SET EXERCISE :: In the listing below, locate the lines that hold "Enable" and copy them.

SUPPLIED DATA ::
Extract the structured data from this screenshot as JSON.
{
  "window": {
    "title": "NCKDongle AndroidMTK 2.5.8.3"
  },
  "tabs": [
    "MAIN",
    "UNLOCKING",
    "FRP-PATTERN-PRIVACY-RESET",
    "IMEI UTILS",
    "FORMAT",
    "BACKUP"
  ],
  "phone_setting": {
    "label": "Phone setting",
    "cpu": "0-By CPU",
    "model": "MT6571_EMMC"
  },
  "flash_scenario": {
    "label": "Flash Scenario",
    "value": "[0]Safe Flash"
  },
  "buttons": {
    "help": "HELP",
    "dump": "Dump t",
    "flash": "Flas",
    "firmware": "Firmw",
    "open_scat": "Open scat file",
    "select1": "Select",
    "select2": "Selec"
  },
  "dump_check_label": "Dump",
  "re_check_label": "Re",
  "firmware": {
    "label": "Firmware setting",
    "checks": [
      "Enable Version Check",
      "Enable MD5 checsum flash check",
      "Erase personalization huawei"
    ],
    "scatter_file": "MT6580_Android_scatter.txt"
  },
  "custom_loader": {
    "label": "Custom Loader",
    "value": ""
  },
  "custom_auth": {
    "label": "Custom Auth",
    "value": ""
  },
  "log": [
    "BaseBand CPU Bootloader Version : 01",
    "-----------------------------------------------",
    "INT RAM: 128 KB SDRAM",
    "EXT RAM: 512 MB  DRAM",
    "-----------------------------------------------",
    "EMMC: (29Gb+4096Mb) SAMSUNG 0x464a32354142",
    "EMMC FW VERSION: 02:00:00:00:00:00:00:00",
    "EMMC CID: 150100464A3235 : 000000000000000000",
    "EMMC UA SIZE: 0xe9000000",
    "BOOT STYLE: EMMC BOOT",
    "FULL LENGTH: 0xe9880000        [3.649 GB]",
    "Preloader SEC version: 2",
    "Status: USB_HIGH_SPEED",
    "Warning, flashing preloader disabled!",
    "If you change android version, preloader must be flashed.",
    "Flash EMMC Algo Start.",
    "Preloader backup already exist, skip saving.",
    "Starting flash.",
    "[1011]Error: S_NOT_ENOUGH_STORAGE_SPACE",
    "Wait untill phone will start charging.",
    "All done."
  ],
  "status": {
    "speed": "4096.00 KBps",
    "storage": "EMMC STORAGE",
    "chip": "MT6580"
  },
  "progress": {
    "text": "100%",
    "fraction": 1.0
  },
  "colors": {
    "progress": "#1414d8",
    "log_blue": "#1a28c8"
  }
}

ANSWER FOR THE TASK ::
      "Enable Version Check",
      "Enable MD5 checsum flash check",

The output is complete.